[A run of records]

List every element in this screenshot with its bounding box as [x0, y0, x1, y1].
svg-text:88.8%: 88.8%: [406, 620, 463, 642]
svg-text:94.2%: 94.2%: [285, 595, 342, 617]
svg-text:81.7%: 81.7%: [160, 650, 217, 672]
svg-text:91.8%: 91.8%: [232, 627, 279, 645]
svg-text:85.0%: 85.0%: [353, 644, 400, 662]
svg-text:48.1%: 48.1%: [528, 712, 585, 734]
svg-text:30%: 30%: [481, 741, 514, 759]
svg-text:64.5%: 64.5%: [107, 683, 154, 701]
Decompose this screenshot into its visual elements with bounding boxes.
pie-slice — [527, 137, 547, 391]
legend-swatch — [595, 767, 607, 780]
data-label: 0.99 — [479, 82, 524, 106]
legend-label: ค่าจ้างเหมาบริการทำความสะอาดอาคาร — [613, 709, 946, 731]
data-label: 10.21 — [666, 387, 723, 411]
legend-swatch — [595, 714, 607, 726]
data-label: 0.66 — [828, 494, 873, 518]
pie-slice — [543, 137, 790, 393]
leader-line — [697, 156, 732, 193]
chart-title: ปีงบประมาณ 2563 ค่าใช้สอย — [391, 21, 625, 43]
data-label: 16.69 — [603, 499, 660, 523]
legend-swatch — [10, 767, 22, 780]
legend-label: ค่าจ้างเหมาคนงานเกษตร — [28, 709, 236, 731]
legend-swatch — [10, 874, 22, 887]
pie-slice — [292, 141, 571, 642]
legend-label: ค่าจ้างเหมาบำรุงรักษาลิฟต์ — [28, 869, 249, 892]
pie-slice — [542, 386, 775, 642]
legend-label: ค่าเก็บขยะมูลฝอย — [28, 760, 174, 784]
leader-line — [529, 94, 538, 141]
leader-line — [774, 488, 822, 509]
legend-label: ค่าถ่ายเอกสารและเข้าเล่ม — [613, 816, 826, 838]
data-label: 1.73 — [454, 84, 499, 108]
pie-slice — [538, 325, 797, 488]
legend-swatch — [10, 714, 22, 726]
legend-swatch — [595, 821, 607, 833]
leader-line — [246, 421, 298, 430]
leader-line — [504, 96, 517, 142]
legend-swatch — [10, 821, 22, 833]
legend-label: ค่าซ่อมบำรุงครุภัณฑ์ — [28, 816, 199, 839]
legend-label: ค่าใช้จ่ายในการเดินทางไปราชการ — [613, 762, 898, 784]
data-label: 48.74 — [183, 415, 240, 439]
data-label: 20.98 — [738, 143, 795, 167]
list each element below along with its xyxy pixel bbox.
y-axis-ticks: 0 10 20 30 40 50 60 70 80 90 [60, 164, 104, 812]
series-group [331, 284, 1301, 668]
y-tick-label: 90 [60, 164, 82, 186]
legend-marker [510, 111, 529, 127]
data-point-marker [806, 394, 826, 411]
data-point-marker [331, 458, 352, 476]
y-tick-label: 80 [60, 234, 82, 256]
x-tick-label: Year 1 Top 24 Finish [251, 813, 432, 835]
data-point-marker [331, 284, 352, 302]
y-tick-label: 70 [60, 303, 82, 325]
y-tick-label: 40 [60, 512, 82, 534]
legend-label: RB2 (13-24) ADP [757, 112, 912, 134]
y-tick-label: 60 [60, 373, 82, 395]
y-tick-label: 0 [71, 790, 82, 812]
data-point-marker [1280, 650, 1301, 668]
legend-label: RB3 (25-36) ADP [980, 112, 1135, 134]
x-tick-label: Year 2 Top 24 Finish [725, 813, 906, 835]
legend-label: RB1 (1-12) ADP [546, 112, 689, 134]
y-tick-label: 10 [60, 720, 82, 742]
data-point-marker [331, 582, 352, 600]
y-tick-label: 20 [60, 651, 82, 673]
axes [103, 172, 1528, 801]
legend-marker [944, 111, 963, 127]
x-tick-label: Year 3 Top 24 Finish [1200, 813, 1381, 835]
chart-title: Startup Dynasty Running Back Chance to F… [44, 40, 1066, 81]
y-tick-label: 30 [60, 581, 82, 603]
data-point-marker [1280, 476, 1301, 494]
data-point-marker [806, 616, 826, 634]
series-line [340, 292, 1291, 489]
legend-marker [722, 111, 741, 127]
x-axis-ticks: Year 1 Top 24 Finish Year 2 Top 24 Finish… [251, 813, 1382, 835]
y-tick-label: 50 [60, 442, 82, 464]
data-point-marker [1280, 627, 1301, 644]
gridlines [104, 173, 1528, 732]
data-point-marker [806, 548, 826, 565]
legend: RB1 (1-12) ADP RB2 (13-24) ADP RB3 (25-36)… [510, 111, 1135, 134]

:: Do this ::
Write out every line of the entries above word for word, changing nothing.

:: Answer below ::
List every element in this screenshot with its bounding box as [x0, y0, x1, y1].
svg-text:88.8%: 88.8%: [406, 620, 463, 642]
svg-text:94.2%: 94.2%: [285, 595, 342, 617]
svg-text:81.7%: 81.7%: [160, 650, 217, 672]
svg-text:91.8%: 91.8%: [232, 627, 279, 645]
svg-text:85.0%: 85.0%: [353, 644, 400, 662]
svg-text:48.1%: 48.1%: [528, 712, 585, 734]
svg-text:30%: 30%: [481, 741, 514, 759]
svg-text:64.5%: 64.5%: [107, 683, 154, 701]
Decompose this screenshot into its visual elements with bounding boxes.
pie-slice — [527, 137, 547, 391]
legend-swatch — [595, 767, 607, 780]
data-label: 0.99 — [479, 82, 524, 106]
legend-label: ค่าจ้างเหมาบริการทำความสะอาดอาคาร — [613, 709, 946, 731]
data-label: 10.21 — [666, 387, 723, 411]
legend-swatch — [595, 714, 607, 726]
data-label: 0.66 — [828, 494, 873, 518]
pie-slice — [543, 137, 790, 393]
leader-line — [697, 156, 732, 193]
chart-title: ปีงบประมาณ 2563 ค่าใช้สอย — [391, 21, 625, 43]
data-label: 16.69 — [603, 499, 660, 523]
legend-swatch — [10, 767, 22, 780]
legend-label: ค่าจ้างเหมาคนงานเกษตร — [28, 709, 236, 731]
legend-swatch — [10, 874, 22, 887]
pie-slice — [292, 141, 571, 642]
legend-label: ค่าจ้างเหมาบำรุงรักษาลิฟต์ — [28, 869, 249, 892]
pie-slice — [542, 386, 775, 642]
legend-label: ค่าเก็บขยะมูลฝอย — [28, 760, 174, 784]
leader-line — [529, 94, 538, 141]
leader-line — [774, 488, 822, 509]
legend-label: ค่าถ่ายเอกสารและเข้าเล่ม — [613, 816, 826, 838]
data-label: 1.73 — [454, 84, 499, 108]
pie-slice — [538, 325, 797, 488]
legend-swatch — [10, 714, 22, 726]
legend-swatch — [595, 821, 607, 833]
leader-line — [246, 421, 298, 430]
leader-line — [504, 96, 517, 142]
legend-swatch — [10, 821, 22, 833]
legend-label: ค่าซ่อมบำรุงครุภัณฑ์ — [28, 816, 199, 839]
legend-label: ค่าใช้จ่ายในการเดินทางไปราชการ — [613, 762, 898, 784]
data-label: 48.74 — [183, 415, 240, 439]
data-label: 20.98 — [738, 143, 795, 167]
list each element below along with its xyxy pixel bbox.
y-axis-ticks: 0 10 20 30 40 50 60 70 80 90 [60, 164, 104, 812]
series-group [331, 284, 1301, 668]
y-tick-label: 90 [60, 164, 82, 186]
legend-marker [510, 111, 529, 127]
data-point-marker [806, 394, 826, 411]
data-point-marker [331, 458, 352, 476]
y-tick-label: 80 [60, 234, 82, 256]
x-tick-label: Year 1 Top 24 Finish [251, 813, 432, 835]
data-point-marker [331, 284, 352, 302]
y-tick-label: 70 [60, 303, 82, 325]
y-tick-label: 40 [60, 512, 82, 534]
legend-label: RB2 (13-24) ADP [757, 112, 912, 134]
y-tick-label: 60 [60, 373, 82, 395]
y-tick-label: 0 [71, 790, 82, 812]
data-point-marker [1280, 650, 1301, 668]
legend-label: RB3 (25-36) ADP [980, 112, 1135, 134]
x-tick-label: Year 2 Top 24 Finish [725, 813, 906, 835]
legend-label: RB1 (1-12) ADP [546, 112, 689, 134]
y-tick-label: 10 [60, 720, 82, 742]
data-point-marker [331, 582, 352, 600]
y-tick-label: 20 [60, 651, 82, 673]
axes [103, 172, 1528, 801]
legend-marker [944, 111, 963, 127]
x-tick-label: Year 3 Top 24 Finish [1200, 813, 1381, 835]
chart-title: Startup Dynasty Running Back Chance to F… [44, 40, 1066, 81]
y-tick-label: 30 [60, 581, 82, 603]
data-point-marker [1280, 476, 1301, 494]
data-point-marker [806, 616, 826, 634]
series-line [340, 292, 1291, 489]
legend-marker [722, 111, 741, 127]
x-axis-ticks: Year 1 Top 24 Finish Year 2 Top 24 Finish… [251, 813, 1382, 835]
y-tick-label: 50 [60, 442, 82, 464]
data-point-marker [1280, 627, 1301, 644]
gridlines [104, 173, 1528, 732]
data-point-marker [806, 548, 826, 565]
legend: RB1 (1-12) ADP RB2 (13-24) ADP RB3 (25-36)… [510, 111, 1135, 134]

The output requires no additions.